* **Problem to solve**
Write out the material exactly, with the pictures left out.

* **Dataset items**
---*---

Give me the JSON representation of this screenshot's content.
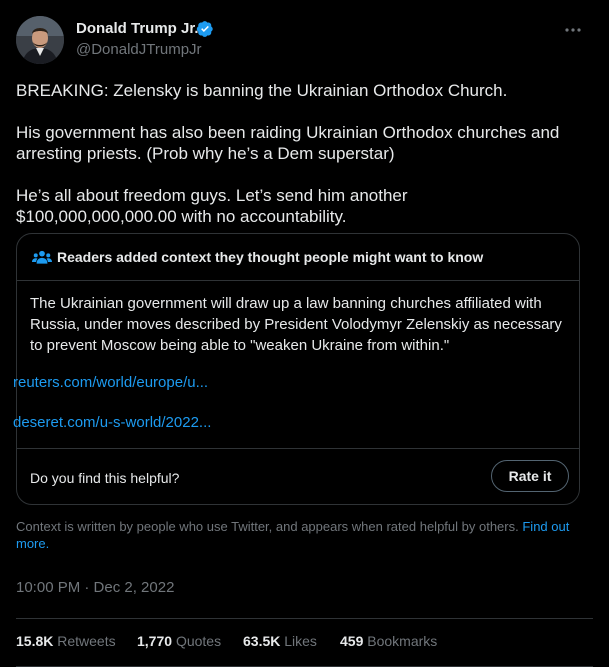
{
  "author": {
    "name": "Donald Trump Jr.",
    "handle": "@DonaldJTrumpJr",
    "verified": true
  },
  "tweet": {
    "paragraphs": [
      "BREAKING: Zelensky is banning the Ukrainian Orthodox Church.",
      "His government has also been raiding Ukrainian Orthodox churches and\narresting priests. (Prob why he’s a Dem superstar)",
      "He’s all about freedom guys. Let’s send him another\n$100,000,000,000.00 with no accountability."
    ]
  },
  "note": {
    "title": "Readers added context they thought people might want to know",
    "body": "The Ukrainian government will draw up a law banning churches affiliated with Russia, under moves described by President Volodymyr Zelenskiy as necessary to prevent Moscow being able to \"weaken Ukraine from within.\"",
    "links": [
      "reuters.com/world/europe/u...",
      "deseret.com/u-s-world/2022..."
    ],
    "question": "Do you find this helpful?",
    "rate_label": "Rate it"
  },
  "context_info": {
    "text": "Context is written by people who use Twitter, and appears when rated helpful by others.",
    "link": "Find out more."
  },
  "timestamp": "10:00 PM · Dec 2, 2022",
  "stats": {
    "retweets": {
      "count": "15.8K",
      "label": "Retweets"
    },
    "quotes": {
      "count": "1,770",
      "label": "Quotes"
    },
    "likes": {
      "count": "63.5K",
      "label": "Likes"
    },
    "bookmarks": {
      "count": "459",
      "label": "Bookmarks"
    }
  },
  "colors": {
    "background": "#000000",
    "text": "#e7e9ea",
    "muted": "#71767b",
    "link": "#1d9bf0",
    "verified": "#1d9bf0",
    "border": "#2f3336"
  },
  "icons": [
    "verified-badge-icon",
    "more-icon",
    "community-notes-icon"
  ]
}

---*---

* **Output**
Give me the JSON representation of this screenshot's content.
{
  "author": {
    "name": "Donald Trump Jr.",
    "handle": "@DonaldJTrumpJr",
    "verified": true
  },
  "tweet": {
    "paragraphs": [
      "BREAKING: Zelensky is banning the Ukrainian Orthodox Church.",
      "His government has also been raiding Ukrainian Orthodox churches and\narresting priests. (Prob why he’s a Dem superstar)",
      "He’s all about freedom guys. Let’s send him another\n$100,000,000,000.00 with no accountability."
    ]
  },
  "note": {
    "title": "Readers added context they thought people might want to know",
    "body": "The Ukrainian government will draw up a law banning churches affiliated with Russia, under moves described by President Volodymyr Zelenskiy as necessary to prevent Moscow being able to \"weaken Ukraine from within.\"",
    "links": [
      "reuters.com/world/europe/u...",
      "deseret.com/u-s-world/2022..."
    ],
    "question": "Do you find this helpful?",
    "rate_label": "Rate it"
  },
  "context_info": {
    "text": "Context is written by people who use Twitter, and appears when rated helpful by others.",
    "link": "Find out more."
  },
  "timestamp": "10:00 PM · Dec 2, 2022",
  "stats": {
    "retweets": {
      "count": "15.8K",
      "label": "Retweets"
    },
    "quotes": {
      "count": "1,770",
      "label": "Quotes"
    },
    "likes": {
      "count": "63.5K",
      "label": "Likes"
    },
    "bookmarks": {
      "count": "459",
      "label": "Bookmarks"
    }
  },
  "colors": {
    "background": "#000000",
    "text": "#e7e9ea",
    "muted": "#71767b",
    "link": "#1d9bf0",
    "verified": "#1d9bf0",
    "border": "#2f3336"
  },
  "icons": [
    "verified-badge-icon",
    "more-icon",
    "community-notes-icon"
  ]
}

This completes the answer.